■ Given data

BEGIN

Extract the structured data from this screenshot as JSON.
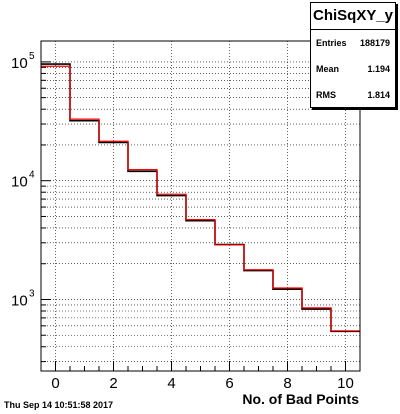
{
  "chart_data": {
    "type": "bar",
    "histogram": true,
    "categories": [
      "0",
      "1",
      "2",
      "3",
      "4",
      "5",
      "6",
      "7",
      "8",
      "9",
      "10"
    ],
    "series": [
      {
        "values": [
          96000,
          32000,
          21000,
          12000,
          7500,
          4600,
          2900,
          1750,
          1220,
          830,
          540
        ],
        "color": "#000000"
      },
      {
        "values": [
          92000,
          33000,
          21500,
          12400,
          7700,
          4700,
          2880,
          1780,
          1250,
          850,
          545
        ],
        "color": "#ff0000"
      }
    ],
    "title": "",
    "xlabel": "No. of Bad Points",
    "ylabel": "",
    "xlim": [
      -0.5,
      10.5
    ],
    "ylim": [
      250,
      150000
    ],
    "yscale": "log",
    "x_ticks": [
      "0",
      "2",
      "4",
      "6",
      "8",
      "10"
    ],
    "y_ticks": [
      {
        "base": "10",
        "exp": "3",
        "value": 1000
      },
      {
        "base": "10",
        "exp": "4",
        "value": 10000
      },
      {
        "base": "10",
        "exp": "5",
        "value": 100000
      }
    ],
    "grid": true
  },
  "stats": {
    "name": "ChiSqXY_y",
    "entries_label": "Entries",
    "entries_value": "188179",
    "mean_label": "Mean",
    "mean_value": "1.194",
    "rms_label": "RMS",
    "rms_value": "1.814"
  },
  "timestamp": "Thu Sep 14 10:51:58 2017"
}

END

■ Instruction
Copy the listing in full and without alteration, omitting every picture.

■ Reply
Extract the structured data from this screenshot as JSON.
{
  "chart_data": {
    "type": "bar",
    "histogram": true,
    "categories": [
      "0",
      "1",
      "2",
      "3",
      "4",
      "5",
      "6",
      "7",
      "8",
      "9",
      "10"
    ],
    "series": [
      {
        "values": [
          96000,
          32000,
          21000,
          12000,
          7500,
          4600,
          2900,
          1750,
          1220,
          830,
          540
        ],
        "color": "#000000"
      },
      {
        "values": [
          92000,
          33000,
          21500,
          12400,
          7700,
          4700,
          2880,
          1780,
          1250,
          850,
          545
        ],
        "color": "#ff0000"
      }
    ],
    "title": "",
    "xlabel": "No. of Bad Points",
    "ylabel": "",
    "xlim": [
      -0.5,
      10.5
    ],
    "ylim": [
      250,
      150000
    ],
    "yscale": "log",
    "x_ticks": [
      "0",
      "2",
      "4",
      "6",
      "8",
      "10"
    ],
    "y_ticks": [
      {
        "base": "10",
        "exp": "3",
        "value": 1000
      },
      {
        "base": "10",
        "exp": "4",
        "value": 10000
      },
      {
        "base": "10",
        "exp": "5",
        "value": 100000
      }
    ],
    "grid": true
  },
  "stats": {
    "name": "ChiSqXY_y",
    "entries_label": "Entries",
    "entries_value": "188179",
    "mean_label": "Mean",
    "mean_value": "1.194",
    "rms_label": "RMS",
    "rms_value": "1.814"
  },
  "timestamp": "Thu Sep 14 10:51:58 2017"
}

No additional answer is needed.